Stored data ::
------

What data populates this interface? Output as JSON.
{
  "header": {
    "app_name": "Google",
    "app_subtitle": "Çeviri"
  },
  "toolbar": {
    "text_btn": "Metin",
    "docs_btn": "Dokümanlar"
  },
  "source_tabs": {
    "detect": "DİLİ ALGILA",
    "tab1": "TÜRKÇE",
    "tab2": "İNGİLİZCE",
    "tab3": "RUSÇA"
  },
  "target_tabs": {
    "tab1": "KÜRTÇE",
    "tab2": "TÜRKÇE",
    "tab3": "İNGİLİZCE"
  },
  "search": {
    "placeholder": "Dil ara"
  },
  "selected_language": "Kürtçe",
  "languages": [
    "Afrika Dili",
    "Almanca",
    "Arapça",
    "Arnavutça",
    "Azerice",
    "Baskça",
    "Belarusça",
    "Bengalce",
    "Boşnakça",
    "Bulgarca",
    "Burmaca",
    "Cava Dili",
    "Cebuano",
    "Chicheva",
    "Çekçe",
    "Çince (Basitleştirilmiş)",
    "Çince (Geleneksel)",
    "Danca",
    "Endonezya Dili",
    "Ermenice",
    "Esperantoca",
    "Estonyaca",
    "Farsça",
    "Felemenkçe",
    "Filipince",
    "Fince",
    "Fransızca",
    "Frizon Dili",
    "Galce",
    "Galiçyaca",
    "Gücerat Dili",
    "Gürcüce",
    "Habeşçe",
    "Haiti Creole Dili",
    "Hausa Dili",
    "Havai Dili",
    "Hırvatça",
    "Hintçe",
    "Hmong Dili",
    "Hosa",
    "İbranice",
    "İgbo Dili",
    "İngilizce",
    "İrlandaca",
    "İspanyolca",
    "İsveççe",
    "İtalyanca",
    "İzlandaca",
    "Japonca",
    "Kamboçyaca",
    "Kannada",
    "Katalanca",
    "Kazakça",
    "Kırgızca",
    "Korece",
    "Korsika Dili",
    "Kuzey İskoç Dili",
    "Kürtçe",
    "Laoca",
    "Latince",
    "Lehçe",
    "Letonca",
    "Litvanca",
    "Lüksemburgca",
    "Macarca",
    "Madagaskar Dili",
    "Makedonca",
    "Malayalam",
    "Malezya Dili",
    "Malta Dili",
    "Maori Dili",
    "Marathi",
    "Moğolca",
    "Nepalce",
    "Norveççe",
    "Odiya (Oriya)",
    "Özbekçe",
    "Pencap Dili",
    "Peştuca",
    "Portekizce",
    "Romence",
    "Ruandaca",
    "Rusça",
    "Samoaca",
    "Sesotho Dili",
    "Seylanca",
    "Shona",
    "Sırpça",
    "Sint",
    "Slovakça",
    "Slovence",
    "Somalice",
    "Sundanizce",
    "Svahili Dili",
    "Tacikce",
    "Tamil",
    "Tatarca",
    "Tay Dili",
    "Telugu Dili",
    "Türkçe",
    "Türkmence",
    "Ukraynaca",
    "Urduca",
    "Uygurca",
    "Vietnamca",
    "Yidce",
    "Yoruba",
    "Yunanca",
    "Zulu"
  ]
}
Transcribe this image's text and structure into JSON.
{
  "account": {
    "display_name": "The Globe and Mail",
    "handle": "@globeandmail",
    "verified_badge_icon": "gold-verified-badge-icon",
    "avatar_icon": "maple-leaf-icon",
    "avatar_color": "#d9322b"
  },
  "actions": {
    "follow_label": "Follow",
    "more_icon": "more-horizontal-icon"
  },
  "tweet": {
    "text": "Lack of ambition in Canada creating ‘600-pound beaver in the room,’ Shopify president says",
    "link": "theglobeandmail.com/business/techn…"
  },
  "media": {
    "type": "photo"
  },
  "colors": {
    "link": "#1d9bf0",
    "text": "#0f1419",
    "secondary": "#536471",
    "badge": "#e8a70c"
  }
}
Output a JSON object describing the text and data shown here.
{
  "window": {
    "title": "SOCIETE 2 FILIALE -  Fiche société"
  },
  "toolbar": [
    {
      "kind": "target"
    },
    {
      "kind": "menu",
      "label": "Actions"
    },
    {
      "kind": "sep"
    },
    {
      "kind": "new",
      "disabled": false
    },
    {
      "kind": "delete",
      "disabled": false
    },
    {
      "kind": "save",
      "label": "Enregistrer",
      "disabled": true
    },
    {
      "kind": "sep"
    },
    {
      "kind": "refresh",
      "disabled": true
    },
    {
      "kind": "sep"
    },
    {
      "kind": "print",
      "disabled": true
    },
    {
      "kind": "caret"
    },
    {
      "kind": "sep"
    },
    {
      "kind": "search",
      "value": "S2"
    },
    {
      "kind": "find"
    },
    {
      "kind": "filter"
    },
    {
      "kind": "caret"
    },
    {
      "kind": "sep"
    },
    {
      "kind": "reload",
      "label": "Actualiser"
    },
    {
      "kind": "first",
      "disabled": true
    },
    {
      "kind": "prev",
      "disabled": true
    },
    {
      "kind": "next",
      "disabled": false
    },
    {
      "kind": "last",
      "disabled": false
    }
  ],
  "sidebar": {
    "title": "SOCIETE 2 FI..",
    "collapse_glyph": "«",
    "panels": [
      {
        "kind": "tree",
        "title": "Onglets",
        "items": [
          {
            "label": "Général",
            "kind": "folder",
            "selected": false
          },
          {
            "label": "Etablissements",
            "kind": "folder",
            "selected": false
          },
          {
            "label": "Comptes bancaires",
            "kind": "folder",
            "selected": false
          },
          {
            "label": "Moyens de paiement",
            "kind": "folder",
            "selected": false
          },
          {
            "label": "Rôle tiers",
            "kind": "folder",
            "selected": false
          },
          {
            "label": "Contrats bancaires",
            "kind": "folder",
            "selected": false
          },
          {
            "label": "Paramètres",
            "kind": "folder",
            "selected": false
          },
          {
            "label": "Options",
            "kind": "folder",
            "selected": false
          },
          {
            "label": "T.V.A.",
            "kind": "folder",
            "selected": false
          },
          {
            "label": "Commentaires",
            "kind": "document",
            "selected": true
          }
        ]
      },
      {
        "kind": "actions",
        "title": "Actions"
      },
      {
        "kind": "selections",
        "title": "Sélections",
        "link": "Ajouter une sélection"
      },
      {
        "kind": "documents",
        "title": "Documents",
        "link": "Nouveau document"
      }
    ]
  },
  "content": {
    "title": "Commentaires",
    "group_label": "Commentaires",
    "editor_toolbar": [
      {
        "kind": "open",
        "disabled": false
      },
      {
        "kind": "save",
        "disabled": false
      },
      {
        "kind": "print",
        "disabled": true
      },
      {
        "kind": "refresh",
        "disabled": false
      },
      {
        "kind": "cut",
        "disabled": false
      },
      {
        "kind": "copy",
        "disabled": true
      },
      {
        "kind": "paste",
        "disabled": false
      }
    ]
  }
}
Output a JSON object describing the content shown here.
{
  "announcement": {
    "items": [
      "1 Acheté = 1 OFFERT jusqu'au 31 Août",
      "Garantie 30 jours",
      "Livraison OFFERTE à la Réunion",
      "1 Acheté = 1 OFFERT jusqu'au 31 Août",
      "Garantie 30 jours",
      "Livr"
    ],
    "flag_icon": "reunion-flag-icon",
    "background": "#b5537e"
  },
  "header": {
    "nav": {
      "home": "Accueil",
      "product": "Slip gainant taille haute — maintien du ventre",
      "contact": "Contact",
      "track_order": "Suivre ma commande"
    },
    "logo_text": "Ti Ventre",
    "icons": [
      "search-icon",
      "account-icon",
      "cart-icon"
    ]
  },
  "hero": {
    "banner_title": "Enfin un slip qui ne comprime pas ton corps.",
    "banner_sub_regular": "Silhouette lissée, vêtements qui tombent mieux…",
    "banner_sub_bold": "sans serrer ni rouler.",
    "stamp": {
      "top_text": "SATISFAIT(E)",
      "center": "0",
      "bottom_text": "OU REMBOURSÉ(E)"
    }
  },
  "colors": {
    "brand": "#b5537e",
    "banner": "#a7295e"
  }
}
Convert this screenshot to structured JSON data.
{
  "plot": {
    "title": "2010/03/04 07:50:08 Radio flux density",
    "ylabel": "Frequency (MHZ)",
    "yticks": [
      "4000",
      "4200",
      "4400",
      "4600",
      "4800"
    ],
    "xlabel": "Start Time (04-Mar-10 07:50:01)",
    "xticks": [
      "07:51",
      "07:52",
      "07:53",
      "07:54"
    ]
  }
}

------

Stated problem ::
Gather each line of the records holding the string "Commentaires".

Written solution ::
            "label": "Commentaires",
    "title": "Commentaires",
    "group_label": "Commentaires",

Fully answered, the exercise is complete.